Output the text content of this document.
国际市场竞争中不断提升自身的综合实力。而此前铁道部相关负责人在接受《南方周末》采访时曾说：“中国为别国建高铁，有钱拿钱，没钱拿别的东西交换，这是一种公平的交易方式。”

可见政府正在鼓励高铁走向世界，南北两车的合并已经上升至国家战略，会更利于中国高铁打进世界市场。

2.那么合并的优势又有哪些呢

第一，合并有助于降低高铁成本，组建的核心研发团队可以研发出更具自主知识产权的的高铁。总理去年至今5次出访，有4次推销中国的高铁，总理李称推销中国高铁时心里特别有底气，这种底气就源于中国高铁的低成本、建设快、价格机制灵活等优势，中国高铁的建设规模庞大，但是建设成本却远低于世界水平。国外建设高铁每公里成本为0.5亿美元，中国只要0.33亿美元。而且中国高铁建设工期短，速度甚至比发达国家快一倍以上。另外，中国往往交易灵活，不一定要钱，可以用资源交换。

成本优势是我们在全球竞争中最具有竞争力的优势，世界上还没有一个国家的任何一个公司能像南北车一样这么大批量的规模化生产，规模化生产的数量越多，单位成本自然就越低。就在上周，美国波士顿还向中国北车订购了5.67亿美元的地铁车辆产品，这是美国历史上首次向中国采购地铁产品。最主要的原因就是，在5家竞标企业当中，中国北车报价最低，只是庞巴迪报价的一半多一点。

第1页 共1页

-=-=-=-=-

__INSTRUCTIONS FOR THE TASK__
Using the material above, print every entry exactly as written.

__CORRECT RESULT__
Output the text content of this document.
国际市场竞争中不断提升自身的综合实力。而此前铁道部相关负责人在接受《南方周末》采访时曾说：“中国为别国建高铁，有钱拿钱，没钱拿别的东西交换，这是一种公平的交易方式。”

可见政府正在鼓励高铁走向世界，南北两车的合并已经上升至国家战略，会更利于中国高铁打进世界市场。

2.那么合并的优势又有哪些呢

第一，合并有助于降低高铁成本，组建的核心研发团队可以研发出更具自主知识产权的的高铁。总理去年至今5次出访，有4次推销中国的高铁，总理李称推销中国高铁时心里特别有底气，这种底气就源于中国高铁的低成本、建设快、价格机制灵活等优势，中国高铁的建设规模庞大，但是建设成本却远低于世界水平。国外建设高铁每公里成本为0.5亿美元，中国只要0.33亿美元。而且中国高铁建设工期短，速度甚至比发达国家快一倍以上。另外，中国往往交易灵活，不一定要钱，可以用资源交换。

成本优势是我们在全球竞争中最具有竞争力的优势，世界上还没有一个国家的任何一个公司能像南北车一样这么大批量的规模化生产，规模化生产的数量越多，单位成本自然就越低。就在上周，美国波士顿还向中国北车订购了5.67亿美元的地铁车辆产品，这是美国历史上首次向中国采购地铁产品。最主要的原因就是，在5家竞标企业当中，中国北车报价最低，只是庞巴迪报价的一半多一点。

第1页 共1页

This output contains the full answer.